**What needs to be done:** Write out all entries word for word.

[Collected data entries]
================================

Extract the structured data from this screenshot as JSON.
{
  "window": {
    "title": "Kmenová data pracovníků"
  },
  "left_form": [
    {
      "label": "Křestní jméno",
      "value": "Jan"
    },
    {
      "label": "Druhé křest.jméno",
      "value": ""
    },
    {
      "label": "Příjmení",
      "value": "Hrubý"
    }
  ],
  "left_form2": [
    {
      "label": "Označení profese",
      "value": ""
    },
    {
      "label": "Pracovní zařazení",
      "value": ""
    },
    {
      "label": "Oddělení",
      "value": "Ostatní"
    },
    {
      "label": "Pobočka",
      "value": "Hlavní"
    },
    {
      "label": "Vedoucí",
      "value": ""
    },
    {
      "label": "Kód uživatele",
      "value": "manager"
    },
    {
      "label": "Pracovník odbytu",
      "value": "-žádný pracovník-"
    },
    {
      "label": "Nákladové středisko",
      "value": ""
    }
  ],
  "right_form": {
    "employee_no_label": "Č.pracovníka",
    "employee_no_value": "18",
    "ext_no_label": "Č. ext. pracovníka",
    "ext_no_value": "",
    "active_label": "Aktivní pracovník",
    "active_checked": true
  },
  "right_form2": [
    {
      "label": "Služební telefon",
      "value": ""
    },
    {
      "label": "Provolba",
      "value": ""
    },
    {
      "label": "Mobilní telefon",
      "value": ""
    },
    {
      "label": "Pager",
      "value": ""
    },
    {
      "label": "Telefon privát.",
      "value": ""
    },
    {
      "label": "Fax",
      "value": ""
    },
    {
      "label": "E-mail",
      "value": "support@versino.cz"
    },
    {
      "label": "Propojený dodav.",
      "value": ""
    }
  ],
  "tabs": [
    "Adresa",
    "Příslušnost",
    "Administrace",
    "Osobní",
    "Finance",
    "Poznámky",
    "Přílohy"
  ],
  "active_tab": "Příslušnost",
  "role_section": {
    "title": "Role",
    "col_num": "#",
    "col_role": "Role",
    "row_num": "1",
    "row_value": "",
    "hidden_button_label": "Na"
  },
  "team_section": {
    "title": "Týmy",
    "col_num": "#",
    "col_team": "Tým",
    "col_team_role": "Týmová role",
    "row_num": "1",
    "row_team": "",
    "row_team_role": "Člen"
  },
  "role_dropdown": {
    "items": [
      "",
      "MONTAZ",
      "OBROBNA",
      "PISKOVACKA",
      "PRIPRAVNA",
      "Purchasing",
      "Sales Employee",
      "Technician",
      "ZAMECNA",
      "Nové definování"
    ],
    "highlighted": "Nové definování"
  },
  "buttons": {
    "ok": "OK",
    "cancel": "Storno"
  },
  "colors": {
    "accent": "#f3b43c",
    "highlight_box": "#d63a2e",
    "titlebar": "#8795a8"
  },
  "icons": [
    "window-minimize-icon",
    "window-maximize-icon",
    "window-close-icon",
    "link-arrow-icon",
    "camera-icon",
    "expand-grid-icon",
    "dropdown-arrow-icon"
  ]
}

================================

**The solution:**
Extract the structured data from this screenshot as JSON.
{
  "window": {
    "title": "Kmenová data pracovníků"
  },
  "left_form": [
    {
      "label": "Křestní jméno",
      "value": "Jan"
    },
    {
      "label": "Druhé křest.jméno",
      "value": ""
    },
    {
      "label": "Příjmení",
      "value": "Hrubý"
    }
  ],
  "left_form2": [
    {
      "label": "Označení profese",
      "value": ""
    },
    {
      "label": "Pracovní zařazení",
      "value": ""
    },
    {
      "label": "Oddělení",
      "value": "Ostatní"
    },
    {
      "label": "Pobočka",
      "value": "Hlavní"
    },
    {
      "label": "Vedoucí",
      "value": ""
    },
    {
      "label": "Kód uživatele",
      "value": "manager"
    },
    {
      "label": "Pracovník odbytu",
      "value": "-žádný pracovník-"
    },
    {
      "label": "Nákladové středisko",
      "value": ""
    }
  ],
  "right_form": {
    "employee_no_label": "Č.pracovníka",
    "employee_no_value": "18",
    "ext_no_label": "Č. ext. pracovníka",
    "ext_no_value": "",
    "active_label": "Aktivní pracovník",
    "active_checked": true
  },
  "right_form2": [
    {
      "label": "Služební telefon",
      "value": ""
    },
    {
      "label": "Provolba",
      "value": ""
    },
    {
      "label": "Mobilní telefon",
      "value": ""
    },
    {
      "label": "Pager",
      "value": ""
    },
    {
      "label": "Telefon privát.",
      "value": ""
    },
    {
      "label": "Fax",
      "value": ""
    },
    {
      "label": "E-mail",
      "value": "support@versino.cz"
    },
    {
      "label": "Propojený dodav.",
      "value": ""
    }
  ],
  "tabs": [
    "Adresa",
    "Příslušnost",
    "Administrace",
    "Osobní",
    "Finance",
    "Poznámky",
    "Přílohy"
  ],
  "active_tab": "Příslušnost",
  "role_section": {
    "title": "Role",
    "col_num": "#",
    "col_role": "Role",
    "row_num": "1",
    "row_value": "",
    "hidden_button_label": "Na"
  },
  "team_section": {
    "title": "Týmy",
    "col_num": "#",
    "col_team": "Tým",
    "col_team_role": "Týmová role",
    "row_num": "1",
    "row_team": "",
    "row_team_role": "Člen"
  },
  "role_dropdown": {
    "items": [
      "",
      "MONTAZ",
      "OBROBNA",
      "PISKOVACKA",
      "PRIPRAVNA",
      "Purchasing",
      "Sales Employee",
      "Technician",
      "ZAMECNA",
      "Nové definování"
    ],
    "highlighted": "Nové definování"
  },
  "buttons": {
    "ok": "OK",
    "cancel": "Storno"
  },
  "colors": {
    "accent": "#f3b43c",
    "highlight_box": "#d63a2e",
    "titlebar": "#8795a8"
  },
  "icons": [
    "window-minimize-icon",
    "window-maximize-icon",
    "window-close-icon",
    "link-arrow-icon",
    "camera-icon",
    "expand-grid-icon",
    "dropdown-arrow-icon"
  ]
}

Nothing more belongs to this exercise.